● **Task input**:
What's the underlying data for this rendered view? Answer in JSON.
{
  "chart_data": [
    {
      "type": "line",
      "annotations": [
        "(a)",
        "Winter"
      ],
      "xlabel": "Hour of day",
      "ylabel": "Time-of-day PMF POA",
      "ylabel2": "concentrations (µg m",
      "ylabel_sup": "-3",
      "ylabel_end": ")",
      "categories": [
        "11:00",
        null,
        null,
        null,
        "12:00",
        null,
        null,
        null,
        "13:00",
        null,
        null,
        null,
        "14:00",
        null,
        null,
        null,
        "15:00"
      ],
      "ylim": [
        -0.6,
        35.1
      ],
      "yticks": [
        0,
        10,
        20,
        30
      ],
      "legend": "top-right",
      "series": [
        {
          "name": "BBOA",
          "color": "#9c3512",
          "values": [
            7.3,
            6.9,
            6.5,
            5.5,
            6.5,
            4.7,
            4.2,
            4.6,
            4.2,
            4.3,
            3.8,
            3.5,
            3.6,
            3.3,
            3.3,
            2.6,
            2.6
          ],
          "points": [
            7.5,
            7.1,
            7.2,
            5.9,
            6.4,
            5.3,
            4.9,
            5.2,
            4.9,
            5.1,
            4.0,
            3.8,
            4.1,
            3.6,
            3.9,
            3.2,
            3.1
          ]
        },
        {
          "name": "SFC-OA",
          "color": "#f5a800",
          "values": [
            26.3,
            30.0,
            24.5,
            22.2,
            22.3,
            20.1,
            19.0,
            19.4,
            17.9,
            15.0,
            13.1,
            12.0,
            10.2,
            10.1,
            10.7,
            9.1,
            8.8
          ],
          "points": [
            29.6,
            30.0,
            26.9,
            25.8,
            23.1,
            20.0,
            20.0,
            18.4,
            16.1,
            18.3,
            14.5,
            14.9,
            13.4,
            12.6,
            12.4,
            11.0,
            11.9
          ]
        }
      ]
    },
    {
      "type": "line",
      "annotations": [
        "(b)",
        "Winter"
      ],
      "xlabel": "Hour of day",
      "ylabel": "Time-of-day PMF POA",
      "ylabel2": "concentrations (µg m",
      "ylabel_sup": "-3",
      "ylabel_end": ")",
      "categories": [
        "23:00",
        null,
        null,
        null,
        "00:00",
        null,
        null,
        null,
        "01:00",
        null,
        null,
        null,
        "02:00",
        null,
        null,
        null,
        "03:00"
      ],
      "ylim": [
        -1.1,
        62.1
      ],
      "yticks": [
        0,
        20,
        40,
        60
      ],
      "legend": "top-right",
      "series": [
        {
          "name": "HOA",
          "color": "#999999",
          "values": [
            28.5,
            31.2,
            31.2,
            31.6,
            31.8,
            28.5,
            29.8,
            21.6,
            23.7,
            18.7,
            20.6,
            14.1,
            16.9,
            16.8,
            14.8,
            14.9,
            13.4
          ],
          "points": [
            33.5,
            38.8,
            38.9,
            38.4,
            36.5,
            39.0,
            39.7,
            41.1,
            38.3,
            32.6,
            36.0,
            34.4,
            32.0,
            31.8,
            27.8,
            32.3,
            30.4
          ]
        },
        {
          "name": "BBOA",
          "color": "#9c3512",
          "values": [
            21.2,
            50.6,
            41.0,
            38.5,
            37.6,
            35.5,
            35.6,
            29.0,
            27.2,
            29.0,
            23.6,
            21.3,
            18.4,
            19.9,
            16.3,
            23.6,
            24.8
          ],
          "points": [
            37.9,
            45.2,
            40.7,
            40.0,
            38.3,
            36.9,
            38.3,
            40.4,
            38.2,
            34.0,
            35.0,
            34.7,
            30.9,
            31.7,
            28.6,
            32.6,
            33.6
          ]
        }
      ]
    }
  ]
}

● **Problem requirements**: Locate and copy each line in the data above that includes the word "name".

● **Output**:
          "name": "BBOA",
          "name": "SFC-OA",
          "name": "HOA",
          "name": "BBOA",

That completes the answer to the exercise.